start
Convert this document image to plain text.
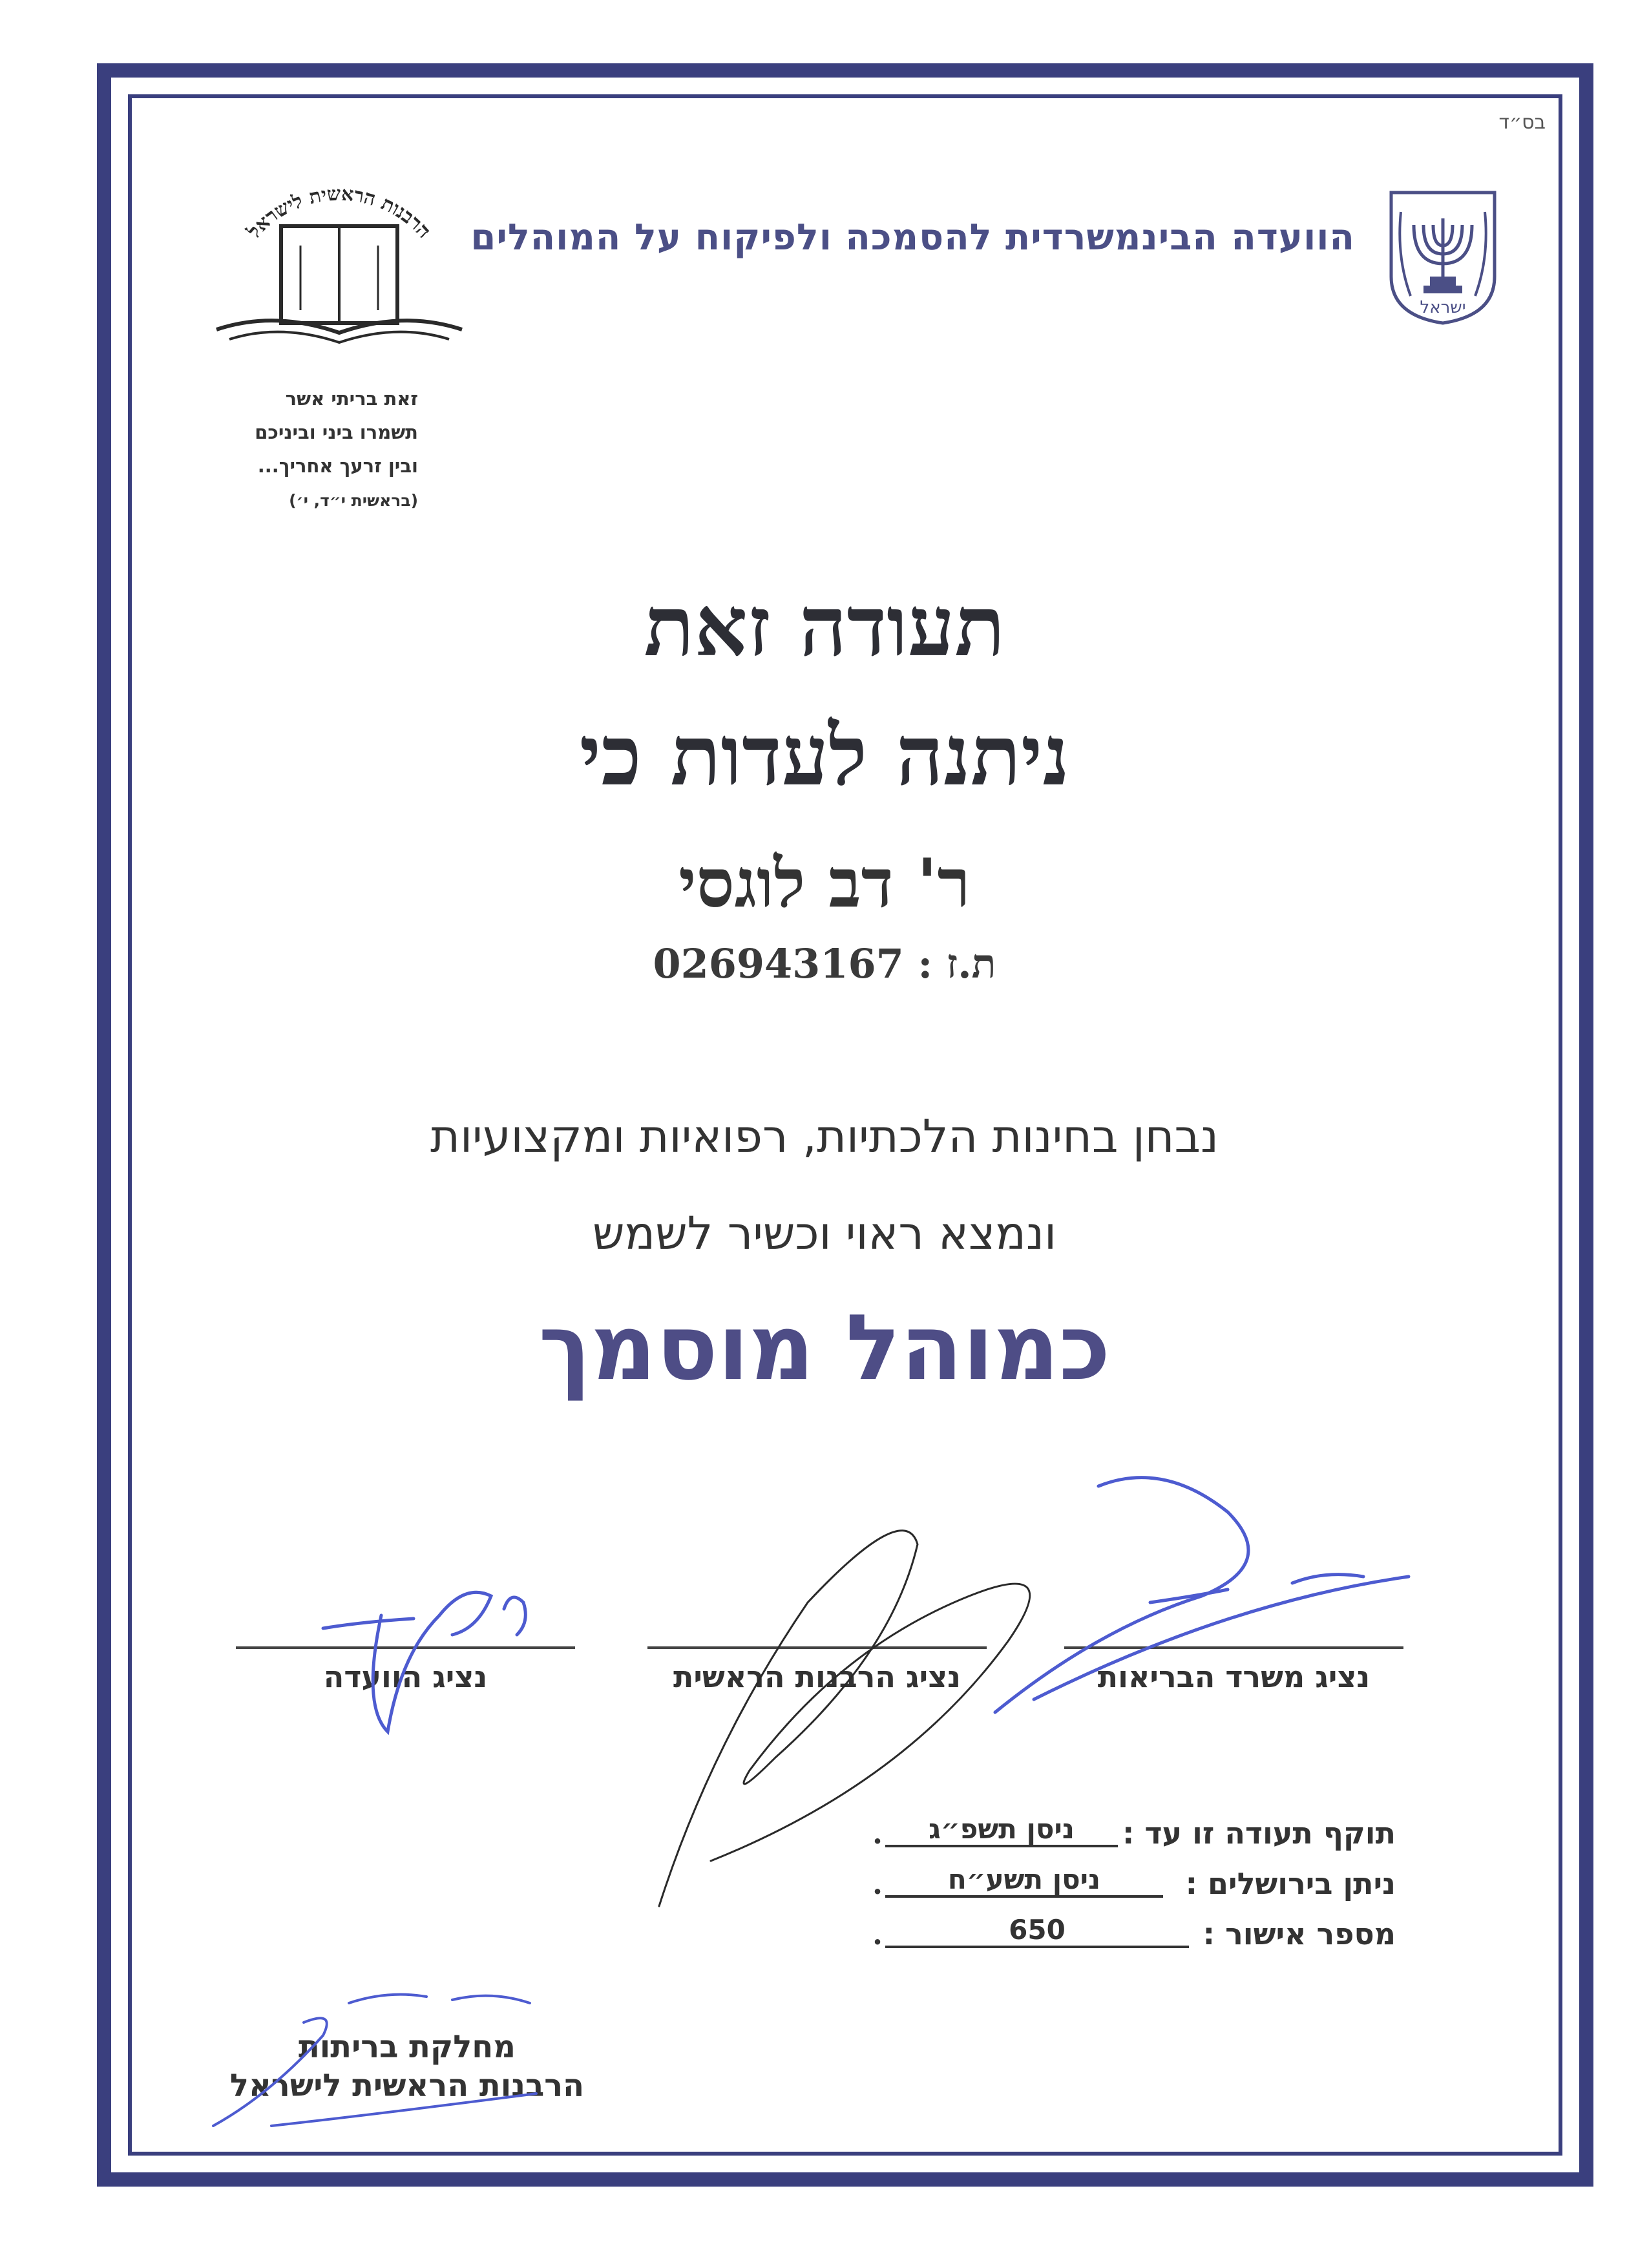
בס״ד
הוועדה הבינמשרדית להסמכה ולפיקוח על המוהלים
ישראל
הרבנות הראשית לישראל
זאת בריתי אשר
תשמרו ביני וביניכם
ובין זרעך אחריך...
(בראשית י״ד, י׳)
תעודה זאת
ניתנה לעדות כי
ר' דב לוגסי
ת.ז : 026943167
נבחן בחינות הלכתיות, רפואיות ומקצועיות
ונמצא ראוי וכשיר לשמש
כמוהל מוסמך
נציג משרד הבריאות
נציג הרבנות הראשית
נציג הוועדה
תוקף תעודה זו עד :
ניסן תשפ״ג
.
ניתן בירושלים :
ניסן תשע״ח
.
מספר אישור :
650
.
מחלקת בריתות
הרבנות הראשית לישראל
end
(Set task): Without including any pictures, output all the entries above exactly.

(Result for this exercise):
Convert this document image to plain text.
בס״ד
הוועדה הבינמשרדית להסמכה ולפיקוח על המוהלים
ישראל
הרבנות הראשית לישראל
זאת בריתי אשר
תשמרו ביני וביניכם
ובין זרעך אחריך...
(בראשית י״ד, י׳)
תעודה זאת
ניתנה לעדות כי
ר' דב לוגסי
ת.ז : 026943167
נבחן בחינות הלכתיות, רפואיות ומקצועיות
ונמצא ראוי וכשיר לשמש
כמוהל מוסמך
נציג משרד הבריאות
נציג הרבנות הראשית
נציג הוועדה
תוקף תעודה זו עד :
ניסן תשפ״ג
.
ניתן בירושלים :
ניסן תשע״ח
.
מספר אישור :
650
.
מחלקת בריתות
הרבנות הראשית לישראל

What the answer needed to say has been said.